REQUEST - Search the data below for the string "called". Extract every line that contains it.
====== DATA SHOWN
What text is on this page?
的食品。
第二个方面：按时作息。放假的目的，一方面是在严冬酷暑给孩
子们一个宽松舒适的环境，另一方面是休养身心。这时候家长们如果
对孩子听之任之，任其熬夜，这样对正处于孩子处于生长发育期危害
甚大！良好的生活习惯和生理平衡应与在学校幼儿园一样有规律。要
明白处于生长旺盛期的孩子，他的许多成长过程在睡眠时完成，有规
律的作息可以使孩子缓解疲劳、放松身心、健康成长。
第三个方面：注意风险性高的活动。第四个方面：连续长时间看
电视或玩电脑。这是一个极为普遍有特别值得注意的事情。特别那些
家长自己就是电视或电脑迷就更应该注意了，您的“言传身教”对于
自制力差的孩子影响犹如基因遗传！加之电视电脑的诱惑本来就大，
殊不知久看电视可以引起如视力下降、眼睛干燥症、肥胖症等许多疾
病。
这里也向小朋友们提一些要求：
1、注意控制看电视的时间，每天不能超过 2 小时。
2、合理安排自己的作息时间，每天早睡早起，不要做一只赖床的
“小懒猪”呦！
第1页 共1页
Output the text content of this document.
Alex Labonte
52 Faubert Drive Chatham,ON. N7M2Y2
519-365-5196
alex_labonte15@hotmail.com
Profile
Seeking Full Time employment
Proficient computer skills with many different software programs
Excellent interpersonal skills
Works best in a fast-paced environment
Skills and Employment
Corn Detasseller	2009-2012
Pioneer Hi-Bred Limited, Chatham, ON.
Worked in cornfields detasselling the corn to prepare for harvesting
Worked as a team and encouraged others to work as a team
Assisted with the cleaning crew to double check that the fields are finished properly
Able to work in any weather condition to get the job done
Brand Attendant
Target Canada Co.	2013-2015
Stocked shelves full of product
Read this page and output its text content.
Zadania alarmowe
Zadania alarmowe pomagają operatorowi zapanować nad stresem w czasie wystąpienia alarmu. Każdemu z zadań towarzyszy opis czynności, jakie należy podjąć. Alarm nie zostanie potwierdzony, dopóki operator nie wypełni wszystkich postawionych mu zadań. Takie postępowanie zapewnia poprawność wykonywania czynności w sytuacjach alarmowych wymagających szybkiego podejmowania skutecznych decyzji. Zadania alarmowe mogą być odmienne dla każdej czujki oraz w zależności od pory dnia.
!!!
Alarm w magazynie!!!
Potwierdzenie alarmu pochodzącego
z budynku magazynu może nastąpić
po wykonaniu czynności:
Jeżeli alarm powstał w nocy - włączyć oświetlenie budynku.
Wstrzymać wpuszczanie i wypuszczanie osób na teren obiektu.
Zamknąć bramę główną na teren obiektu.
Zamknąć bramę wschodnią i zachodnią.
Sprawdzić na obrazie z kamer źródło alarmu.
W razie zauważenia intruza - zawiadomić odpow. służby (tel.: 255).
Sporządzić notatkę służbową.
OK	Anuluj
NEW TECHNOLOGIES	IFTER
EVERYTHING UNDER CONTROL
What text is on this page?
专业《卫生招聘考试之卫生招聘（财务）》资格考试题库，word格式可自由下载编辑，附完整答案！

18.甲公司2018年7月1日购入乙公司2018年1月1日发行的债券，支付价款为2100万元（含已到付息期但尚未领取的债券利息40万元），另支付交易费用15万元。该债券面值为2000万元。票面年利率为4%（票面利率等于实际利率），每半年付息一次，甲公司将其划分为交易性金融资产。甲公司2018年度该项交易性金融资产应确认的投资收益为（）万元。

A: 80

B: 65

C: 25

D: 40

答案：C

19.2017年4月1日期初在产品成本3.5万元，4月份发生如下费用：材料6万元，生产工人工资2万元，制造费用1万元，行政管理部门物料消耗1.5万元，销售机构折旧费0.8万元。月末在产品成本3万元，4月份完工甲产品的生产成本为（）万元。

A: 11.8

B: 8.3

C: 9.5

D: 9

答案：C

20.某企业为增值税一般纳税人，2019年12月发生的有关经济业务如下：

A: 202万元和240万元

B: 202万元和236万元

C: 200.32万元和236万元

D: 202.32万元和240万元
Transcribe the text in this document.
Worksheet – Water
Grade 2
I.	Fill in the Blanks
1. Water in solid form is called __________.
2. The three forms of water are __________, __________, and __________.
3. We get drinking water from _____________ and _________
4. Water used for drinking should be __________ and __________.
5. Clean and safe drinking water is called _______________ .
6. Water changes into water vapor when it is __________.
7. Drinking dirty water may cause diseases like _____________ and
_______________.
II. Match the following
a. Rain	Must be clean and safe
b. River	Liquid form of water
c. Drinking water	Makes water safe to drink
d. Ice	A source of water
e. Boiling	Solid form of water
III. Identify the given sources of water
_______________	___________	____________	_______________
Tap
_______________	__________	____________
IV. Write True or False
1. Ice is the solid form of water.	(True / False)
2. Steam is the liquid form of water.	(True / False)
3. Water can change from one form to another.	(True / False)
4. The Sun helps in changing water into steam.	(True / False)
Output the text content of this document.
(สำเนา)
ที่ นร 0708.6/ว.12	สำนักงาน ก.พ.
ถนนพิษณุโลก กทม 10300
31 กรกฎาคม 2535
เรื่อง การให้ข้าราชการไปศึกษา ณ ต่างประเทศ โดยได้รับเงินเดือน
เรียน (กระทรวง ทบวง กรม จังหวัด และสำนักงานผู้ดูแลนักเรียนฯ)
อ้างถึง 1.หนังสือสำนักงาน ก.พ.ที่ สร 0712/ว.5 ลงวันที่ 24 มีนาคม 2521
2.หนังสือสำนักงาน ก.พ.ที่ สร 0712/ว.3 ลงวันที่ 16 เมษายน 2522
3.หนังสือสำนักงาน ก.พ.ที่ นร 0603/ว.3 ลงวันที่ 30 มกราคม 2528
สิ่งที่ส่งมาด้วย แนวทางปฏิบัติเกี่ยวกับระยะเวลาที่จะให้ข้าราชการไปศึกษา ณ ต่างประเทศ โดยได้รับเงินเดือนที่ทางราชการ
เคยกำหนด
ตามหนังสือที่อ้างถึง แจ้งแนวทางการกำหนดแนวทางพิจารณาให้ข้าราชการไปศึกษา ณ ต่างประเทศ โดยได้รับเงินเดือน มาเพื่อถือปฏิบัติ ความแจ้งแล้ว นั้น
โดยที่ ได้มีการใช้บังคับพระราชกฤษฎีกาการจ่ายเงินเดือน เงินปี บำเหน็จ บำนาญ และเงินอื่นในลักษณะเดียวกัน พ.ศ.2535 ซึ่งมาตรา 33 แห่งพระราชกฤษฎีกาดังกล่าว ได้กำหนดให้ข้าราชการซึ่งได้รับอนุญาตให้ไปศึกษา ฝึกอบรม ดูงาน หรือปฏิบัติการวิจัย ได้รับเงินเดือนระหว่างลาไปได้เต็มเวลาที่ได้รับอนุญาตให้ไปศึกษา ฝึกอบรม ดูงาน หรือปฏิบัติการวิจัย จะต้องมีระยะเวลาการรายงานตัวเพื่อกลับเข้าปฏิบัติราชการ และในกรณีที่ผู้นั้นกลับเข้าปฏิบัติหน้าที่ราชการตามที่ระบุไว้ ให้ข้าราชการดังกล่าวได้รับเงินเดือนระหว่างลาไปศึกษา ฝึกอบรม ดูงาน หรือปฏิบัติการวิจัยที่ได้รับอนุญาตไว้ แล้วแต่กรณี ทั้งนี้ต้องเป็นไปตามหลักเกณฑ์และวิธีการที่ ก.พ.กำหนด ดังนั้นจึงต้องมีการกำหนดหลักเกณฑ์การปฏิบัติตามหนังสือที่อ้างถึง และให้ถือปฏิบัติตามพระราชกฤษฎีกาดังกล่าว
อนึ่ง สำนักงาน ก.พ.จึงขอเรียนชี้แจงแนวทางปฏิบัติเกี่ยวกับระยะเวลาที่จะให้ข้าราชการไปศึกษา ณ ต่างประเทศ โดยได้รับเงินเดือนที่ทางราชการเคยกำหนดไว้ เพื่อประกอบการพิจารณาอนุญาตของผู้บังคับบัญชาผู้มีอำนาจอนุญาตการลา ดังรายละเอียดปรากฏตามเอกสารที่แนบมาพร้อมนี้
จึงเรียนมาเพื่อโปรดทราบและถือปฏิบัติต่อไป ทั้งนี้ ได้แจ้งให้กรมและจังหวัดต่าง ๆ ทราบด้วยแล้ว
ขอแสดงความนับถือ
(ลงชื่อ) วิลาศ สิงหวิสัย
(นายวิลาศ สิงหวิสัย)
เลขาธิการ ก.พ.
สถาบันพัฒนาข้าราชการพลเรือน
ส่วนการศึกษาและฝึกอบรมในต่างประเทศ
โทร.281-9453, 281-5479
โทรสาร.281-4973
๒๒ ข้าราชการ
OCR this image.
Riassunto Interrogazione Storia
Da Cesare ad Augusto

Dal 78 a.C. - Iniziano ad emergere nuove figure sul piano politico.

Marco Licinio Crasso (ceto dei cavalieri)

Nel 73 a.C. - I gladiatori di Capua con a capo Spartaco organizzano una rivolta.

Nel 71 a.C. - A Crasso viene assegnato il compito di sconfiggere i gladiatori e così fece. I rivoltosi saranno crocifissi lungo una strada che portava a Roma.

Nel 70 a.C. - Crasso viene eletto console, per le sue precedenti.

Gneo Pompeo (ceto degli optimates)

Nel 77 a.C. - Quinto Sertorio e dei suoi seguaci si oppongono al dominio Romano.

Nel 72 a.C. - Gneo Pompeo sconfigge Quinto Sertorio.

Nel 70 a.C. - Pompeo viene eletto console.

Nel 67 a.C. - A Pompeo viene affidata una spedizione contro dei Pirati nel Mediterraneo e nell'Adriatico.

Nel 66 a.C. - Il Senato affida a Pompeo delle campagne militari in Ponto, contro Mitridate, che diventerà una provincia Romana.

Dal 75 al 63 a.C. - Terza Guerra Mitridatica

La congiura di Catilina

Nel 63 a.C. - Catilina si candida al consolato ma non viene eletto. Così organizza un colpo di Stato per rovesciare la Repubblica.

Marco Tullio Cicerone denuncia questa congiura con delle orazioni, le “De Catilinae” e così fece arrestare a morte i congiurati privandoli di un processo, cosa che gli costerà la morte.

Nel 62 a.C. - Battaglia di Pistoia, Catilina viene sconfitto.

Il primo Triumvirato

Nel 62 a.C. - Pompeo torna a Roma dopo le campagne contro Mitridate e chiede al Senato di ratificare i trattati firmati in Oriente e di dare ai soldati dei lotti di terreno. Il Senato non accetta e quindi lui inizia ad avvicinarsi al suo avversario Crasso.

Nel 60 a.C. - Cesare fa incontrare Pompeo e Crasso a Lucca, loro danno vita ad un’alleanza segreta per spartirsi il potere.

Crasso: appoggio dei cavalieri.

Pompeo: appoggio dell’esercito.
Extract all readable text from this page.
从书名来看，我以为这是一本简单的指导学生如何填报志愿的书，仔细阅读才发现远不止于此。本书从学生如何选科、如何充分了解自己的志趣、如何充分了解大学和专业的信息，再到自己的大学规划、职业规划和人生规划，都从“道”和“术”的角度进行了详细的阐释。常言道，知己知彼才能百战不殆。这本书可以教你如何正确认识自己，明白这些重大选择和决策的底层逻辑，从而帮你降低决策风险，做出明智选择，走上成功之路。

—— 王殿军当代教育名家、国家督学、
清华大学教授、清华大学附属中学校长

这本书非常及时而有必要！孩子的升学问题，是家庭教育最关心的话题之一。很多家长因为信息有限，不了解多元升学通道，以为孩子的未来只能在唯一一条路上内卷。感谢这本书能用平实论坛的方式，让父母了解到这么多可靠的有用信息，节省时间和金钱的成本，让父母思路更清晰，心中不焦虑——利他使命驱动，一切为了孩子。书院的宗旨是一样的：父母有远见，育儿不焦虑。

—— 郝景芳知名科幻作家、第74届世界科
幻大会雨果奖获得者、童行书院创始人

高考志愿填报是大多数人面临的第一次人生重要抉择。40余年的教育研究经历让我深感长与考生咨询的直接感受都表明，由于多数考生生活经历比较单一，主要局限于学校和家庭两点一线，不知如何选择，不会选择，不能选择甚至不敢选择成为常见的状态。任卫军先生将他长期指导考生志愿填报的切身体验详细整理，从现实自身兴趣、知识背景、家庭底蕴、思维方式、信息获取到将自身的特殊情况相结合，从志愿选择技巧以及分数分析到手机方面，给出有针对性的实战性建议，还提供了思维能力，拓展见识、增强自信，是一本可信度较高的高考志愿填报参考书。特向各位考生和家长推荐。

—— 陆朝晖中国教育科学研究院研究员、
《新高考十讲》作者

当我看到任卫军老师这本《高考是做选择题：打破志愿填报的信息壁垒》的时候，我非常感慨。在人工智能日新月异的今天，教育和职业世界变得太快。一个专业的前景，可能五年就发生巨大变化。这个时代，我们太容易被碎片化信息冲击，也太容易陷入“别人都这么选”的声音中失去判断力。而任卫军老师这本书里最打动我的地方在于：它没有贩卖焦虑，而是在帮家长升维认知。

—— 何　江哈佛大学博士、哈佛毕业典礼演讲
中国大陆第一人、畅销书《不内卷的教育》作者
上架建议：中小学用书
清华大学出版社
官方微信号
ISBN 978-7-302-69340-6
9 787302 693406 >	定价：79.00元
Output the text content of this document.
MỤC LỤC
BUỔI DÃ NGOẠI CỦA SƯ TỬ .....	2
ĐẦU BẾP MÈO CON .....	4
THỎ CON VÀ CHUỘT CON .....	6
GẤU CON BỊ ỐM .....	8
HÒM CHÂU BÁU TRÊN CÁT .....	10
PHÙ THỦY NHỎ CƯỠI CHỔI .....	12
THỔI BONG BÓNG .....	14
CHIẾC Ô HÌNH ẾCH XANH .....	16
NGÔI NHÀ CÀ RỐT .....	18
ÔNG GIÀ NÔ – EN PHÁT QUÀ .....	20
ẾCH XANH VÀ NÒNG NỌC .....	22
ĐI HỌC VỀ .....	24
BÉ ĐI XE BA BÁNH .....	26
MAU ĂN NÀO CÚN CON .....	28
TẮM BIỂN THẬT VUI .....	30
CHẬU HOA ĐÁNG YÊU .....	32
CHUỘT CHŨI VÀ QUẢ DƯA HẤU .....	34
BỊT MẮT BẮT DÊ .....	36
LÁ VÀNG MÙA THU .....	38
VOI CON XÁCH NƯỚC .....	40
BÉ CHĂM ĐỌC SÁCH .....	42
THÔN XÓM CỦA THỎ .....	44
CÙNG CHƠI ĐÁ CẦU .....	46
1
============
SOLUTION TO THIS EXERCISE -
1. Water in solid form is called __________.
5. Clean and safe drinking water is called _______________ .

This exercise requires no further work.